(begin)

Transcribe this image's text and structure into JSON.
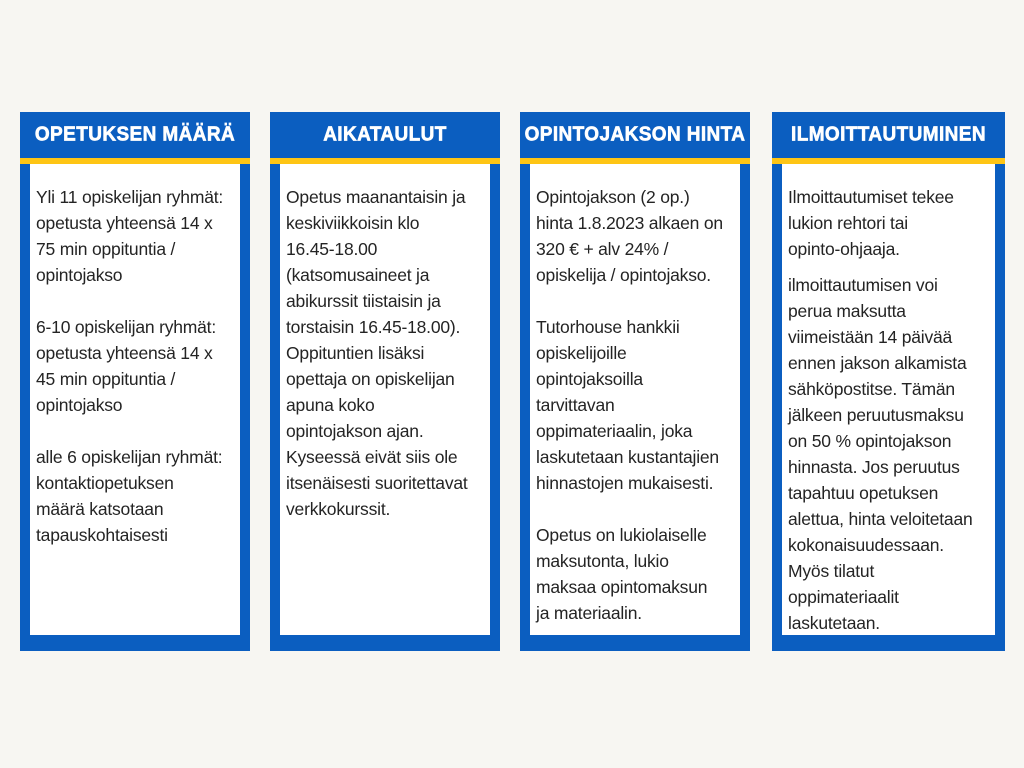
{
  "theme": {
    "background": "#f7f6f2",
    "card_blue": "#0b5ec0",
    "stripe_yellow": "#fec515",
    "body_white": "#ffffff",
    "text_color": "#242424",
    "title_color": "#ffffff"
  },
  "cards": [
    {
      "title": "OPETUKSEN MÄÄRÄ",
      "paragraphs": [
        [
          "Yli 11 opiskelijan ryhmät:",
          "opetusta yhteensä 14 x",
          "75 min oppituntia /",
          "opintojakso"
        ],
        [
          "6-10 opiskelijan ryhmät:",
          "opetusta yhteensä 14 x",
          "45 min oppituntia /",
          "opintojakso"
        ],
        [
          "alle 6 opiskelijan ryhmät:",
          "kontaktiopetuksen",
          "määrä katsotaan",
          "tapauskohtaisesti"
        ]
      ]
    },
    {
      "title": "AIKATAULUT",
      "paragraphs": [
        [
          "Opetus maanantaisin ja",
          "keskiviikkoisin klo",
          "16.45-18.00",
          "(katsomusaineet ja",
          "abikurssit tiistaisin ja",
          "torstaisin 16.45-18.00).",
          "Oppituntien lisäksi",
          "opettaja on opiskelijan",
          "apuna koko",
          "opintojakson ajan.",
          "Kyseessä eivät siis ole",
          "itsenäisesti suoritettavat",
          "verkkokurssit."
        ]
      ]
    },
    {
      "title": "OPINTOJAKSON HINTA",
      "paragraphs": [
        [
          "Opintojakson (2 op.)",
          "hinta 1.8.2023 alkaen on",
          "320 € + alv 24% /",
          "opiskelija / opintojakso."
        ],
        [
          "Tutorhouse hankkii",
          "opiskelijoille",
          "opintojaksoilla",
          "tarvittavan",
          "oppimateriaalin, joka",
          "laskutetaan kustantajien",
          "hinnastojen mukaisesti."
        ],
        [
          "Opetus on lukiolaiselle",
          "maksutonta, lukio",
          "maksaa opintomaksun",
          "ja materiaalin."
        ]
      ]
    },
    {
      "title": "ILMOITTAUTUMINEN",
      "paragraphs": [
        [
          "Ilmoittautumiset tekee",
          "lukion rehtori tai",
          "opinto-ohjaaja."
        ],
        [
          "ilmoittautumisen voi",
          "perua maksutta",
          "viimeistään 14 päivää",
          "ennen jakson alkamista",
          "sähköpostitse. Tämän",
          "jälkeen peruutusmaksu",
          "on 50 % opintojakson",
          "hinnasta. Jos peruutus",
          "tapahtuu opetuksen",
          "alettua, hinta veloitetaan",
          "kokonaisuudessaan.",
          "Myös tilatut",
          "oppimateriaalit",
          "laskutetaan."
        ]
      ]
    }
  ]
}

(end)

## STATED EXERCISE
How many lines of the data hold the string "ryhmät"? Reply with the number alone.

## TASK ANSWER
3